• What you need to do:
What lines of the data hold the string "type"? Pull each one out.

• Data for processing:
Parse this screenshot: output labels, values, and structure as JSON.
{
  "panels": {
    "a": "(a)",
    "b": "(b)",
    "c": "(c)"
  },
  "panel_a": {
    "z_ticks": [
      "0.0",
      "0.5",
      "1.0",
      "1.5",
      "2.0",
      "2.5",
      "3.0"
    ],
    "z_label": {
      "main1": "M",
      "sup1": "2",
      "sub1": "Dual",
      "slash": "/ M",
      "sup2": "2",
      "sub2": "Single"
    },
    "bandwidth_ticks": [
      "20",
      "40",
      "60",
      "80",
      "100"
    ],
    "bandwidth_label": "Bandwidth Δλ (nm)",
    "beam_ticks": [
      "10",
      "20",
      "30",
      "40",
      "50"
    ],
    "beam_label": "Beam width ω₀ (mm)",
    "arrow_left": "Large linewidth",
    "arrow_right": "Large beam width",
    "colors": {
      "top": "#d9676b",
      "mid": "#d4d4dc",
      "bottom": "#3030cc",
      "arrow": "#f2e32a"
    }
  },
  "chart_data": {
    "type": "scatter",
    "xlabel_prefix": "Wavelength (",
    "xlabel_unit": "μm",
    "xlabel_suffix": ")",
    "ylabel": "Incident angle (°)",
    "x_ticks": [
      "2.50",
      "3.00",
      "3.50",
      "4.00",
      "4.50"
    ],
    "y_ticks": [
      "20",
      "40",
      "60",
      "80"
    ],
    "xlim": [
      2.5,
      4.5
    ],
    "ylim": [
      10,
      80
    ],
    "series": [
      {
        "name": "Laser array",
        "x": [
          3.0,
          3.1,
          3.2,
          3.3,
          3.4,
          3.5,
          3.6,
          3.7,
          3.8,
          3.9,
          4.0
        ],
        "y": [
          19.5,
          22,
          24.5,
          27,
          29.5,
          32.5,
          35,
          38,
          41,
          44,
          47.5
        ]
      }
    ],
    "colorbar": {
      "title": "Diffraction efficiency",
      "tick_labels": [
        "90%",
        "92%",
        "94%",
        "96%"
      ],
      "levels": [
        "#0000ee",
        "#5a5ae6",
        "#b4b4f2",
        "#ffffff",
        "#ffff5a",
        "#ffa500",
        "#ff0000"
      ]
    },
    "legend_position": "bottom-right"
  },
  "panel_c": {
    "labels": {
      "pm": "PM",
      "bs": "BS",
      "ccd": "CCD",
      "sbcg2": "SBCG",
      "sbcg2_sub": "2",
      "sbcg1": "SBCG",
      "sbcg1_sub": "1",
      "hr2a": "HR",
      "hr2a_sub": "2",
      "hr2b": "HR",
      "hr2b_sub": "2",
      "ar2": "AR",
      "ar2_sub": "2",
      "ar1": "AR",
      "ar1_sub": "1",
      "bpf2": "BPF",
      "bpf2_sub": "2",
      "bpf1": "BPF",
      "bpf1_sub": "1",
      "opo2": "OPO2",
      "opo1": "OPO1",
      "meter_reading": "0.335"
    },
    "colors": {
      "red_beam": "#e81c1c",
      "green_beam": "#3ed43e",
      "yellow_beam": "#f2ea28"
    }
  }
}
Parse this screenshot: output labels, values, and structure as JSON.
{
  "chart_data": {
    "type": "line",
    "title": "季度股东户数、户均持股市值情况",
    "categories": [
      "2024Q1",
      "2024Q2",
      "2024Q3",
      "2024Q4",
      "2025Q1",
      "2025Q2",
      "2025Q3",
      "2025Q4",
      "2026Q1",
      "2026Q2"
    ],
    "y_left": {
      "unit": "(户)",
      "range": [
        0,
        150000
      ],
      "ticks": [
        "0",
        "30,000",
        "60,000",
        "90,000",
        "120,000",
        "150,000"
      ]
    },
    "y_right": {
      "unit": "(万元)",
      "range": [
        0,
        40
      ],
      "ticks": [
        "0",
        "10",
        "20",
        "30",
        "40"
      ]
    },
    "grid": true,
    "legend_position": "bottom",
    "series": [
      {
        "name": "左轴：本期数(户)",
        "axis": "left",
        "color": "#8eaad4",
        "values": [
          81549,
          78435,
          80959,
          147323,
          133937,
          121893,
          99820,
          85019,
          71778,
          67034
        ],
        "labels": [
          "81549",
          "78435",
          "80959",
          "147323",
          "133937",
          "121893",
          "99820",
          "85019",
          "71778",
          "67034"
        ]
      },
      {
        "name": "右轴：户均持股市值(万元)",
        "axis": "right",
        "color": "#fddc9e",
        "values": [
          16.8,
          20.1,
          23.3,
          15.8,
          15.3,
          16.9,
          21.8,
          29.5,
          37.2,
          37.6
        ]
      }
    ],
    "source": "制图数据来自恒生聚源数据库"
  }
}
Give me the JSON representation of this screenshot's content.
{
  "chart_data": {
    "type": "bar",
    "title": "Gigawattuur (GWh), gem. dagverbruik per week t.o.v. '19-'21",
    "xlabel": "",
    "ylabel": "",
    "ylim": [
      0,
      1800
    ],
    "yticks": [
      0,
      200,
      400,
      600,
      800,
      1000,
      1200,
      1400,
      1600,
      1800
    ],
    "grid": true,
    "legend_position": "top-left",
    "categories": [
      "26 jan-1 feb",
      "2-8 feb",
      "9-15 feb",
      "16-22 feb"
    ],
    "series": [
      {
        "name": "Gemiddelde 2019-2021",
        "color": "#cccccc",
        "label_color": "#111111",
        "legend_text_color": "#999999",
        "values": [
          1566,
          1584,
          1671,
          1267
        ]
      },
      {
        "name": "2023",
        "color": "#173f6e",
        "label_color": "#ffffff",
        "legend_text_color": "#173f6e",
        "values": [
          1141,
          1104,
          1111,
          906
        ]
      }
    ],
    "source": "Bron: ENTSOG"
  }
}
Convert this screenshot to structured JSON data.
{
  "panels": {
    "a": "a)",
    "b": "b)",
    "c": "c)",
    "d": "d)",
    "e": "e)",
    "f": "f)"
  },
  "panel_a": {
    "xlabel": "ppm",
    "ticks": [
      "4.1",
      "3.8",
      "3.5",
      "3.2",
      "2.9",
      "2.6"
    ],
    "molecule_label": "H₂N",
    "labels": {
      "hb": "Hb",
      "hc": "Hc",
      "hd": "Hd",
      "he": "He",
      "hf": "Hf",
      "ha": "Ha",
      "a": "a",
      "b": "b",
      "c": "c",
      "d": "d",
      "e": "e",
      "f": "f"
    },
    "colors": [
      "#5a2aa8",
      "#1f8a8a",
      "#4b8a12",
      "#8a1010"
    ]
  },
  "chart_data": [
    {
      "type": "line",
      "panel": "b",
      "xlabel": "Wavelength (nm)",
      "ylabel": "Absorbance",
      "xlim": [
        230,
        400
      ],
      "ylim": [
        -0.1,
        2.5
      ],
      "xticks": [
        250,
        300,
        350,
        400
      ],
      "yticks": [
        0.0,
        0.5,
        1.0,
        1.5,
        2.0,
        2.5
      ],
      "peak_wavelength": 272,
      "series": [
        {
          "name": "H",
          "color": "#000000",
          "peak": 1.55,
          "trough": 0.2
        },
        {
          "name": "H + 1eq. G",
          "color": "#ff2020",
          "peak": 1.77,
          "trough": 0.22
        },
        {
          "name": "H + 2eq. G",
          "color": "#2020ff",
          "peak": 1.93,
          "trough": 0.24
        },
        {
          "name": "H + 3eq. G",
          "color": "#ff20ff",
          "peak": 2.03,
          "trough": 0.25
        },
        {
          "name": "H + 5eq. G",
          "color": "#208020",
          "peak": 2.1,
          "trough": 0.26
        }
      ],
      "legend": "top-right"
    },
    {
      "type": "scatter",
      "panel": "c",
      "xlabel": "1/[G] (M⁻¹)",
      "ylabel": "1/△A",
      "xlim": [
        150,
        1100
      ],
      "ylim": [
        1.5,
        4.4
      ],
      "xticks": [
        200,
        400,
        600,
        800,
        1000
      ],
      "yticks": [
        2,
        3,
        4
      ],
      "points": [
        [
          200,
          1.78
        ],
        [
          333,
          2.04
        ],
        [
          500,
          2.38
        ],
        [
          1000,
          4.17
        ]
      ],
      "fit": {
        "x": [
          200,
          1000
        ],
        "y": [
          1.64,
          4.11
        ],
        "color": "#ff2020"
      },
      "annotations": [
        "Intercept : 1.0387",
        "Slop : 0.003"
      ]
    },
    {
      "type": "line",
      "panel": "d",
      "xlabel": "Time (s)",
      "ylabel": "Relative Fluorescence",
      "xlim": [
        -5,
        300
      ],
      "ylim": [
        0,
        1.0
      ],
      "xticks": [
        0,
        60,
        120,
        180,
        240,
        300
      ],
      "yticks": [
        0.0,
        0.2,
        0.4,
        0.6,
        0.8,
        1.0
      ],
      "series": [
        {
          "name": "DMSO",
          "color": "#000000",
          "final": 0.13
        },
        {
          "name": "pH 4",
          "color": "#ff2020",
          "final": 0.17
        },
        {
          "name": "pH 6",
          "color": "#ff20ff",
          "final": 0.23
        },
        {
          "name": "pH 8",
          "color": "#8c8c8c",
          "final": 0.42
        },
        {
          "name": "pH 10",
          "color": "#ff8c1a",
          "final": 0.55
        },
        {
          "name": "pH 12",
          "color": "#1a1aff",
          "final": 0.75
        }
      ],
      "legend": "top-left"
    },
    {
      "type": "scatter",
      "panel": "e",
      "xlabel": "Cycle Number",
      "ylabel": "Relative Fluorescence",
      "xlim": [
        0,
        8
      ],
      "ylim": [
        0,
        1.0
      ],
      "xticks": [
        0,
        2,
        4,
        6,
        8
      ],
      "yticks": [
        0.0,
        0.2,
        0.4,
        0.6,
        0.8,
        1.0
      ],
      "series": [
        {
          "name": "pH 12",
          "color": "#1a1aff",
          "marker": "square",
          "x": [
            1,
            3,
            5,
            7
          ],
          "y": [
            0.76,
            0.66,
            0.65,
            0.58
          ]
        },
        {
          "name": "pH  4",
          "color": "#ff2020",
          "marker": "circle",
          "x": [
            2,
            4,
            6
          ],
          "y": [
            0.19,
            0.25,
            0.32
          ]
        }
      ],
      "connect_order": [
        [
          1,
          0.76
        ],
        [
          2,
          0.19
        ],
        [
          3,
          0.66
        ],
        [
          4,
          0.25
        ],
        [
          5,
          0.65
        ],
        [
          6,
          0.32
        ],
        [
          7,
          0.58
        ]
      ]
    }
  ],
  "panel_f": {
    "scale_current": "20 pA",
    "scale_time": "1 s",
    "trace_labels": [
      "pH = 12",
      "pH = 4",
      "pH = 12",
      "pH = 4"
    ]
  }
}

• Final result:
    "type": "scatter",
    "type": "line",
    "type": "bar",
      "type": "line",
      "type": "scatter",
      "type": "line",
      "type": "scatter",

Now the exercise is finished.